Task description:
Leave out the pictures and copy the remaining records exactly.

[Stored data entries]
<<<<

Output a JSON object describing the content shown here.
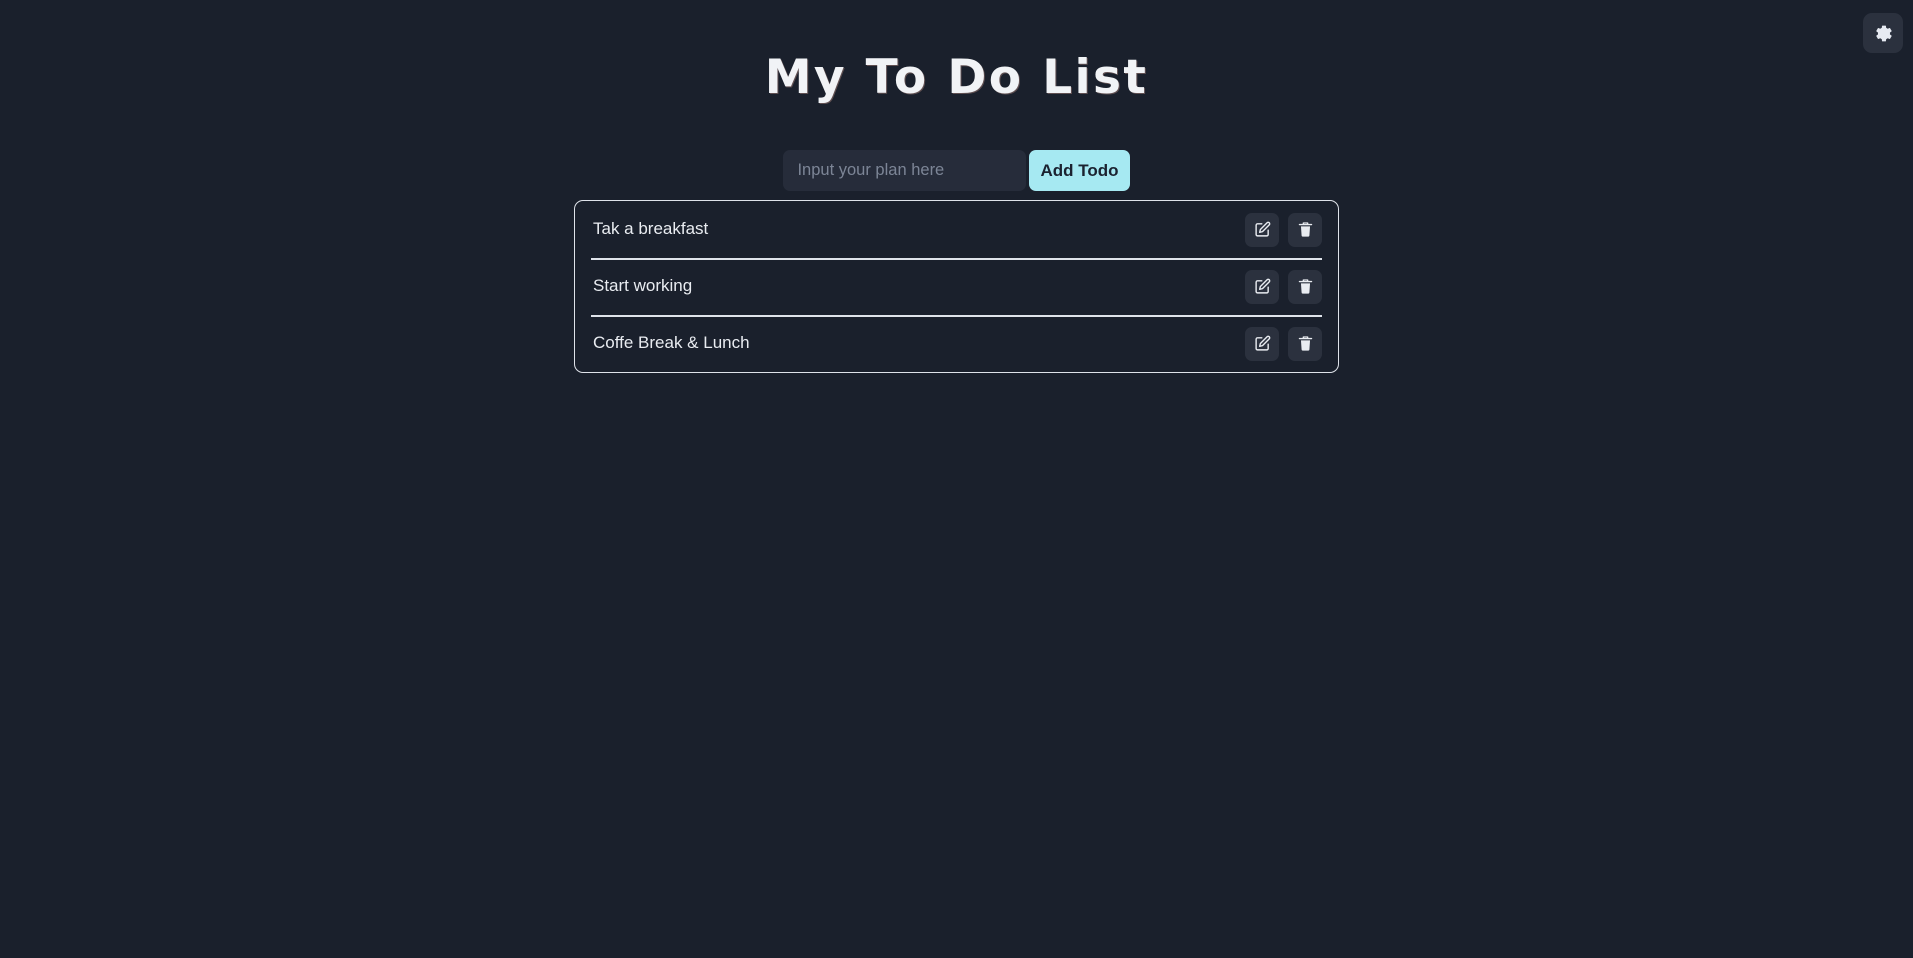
{
  "app": {
    "title": "My To Do List",
    "background_color": "#1a202c",
    "accent_color": "#a6e9f2",
    "border_color": "#dfe3ea",
    "surface_color": "#2b313e"
  },
  "settings": {
    "icon": "gear-icon",
    "label": "Settings"
  },
  "add_form": {
    "input_value": "",
    "input_placeholder": "Input your plan here",
    "submit_label": "Add Todo"
  },
  "todos": [
    {
      "text": "Tak a breakfast",
      "edit_icon": "pen-to-square-icon",
      "delete_icon": "trash-icon"
    },
    {
      "text": "Start working",
      "edit_icon": "pen-to-square-icon",
      "delete_icon": "trash-icon"
    },
    {
      "text": "Coffe Break & Lunch",
      "edit_icon": "pen-to-square-icon",
      "delete_icon": "trash-icon"
    }
  ]
}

>>>>

Correct output:
Output a JSON object describing the content shown here.
{
  "app": {
    "title": "My To Do List",
    "background_color": "#1a202c",
    "accent_color": "#a6e9f2",
    "border_color": "#dfe3ea",
    "surface_color": "#2b313e"
  },
  "settings": {
    "icon": "gear-icon",
    "label": "Settings"
  },
  "add_form": {
    "input_value": "",
    "input_placeholder": "Input your plan here",
    "submit_label": "Add Todo"
  },
  "todos": [
    {
      "text": "Tak a breakfast",
      "edit_icon": "pen-to-square-icon",
      "delete_icon": "trash-icon"
    },
    {
      "text": "Start working",
      "edit_icon": "pen-to-square-icon",
      "delete_icon": "trash-icon"
    },
    {
      "text": "Coffe Break & Lunch",
      "edit_icon": "pen-to-square-icon",
      "delete_icon": "trash-icon"
    }
  ]
}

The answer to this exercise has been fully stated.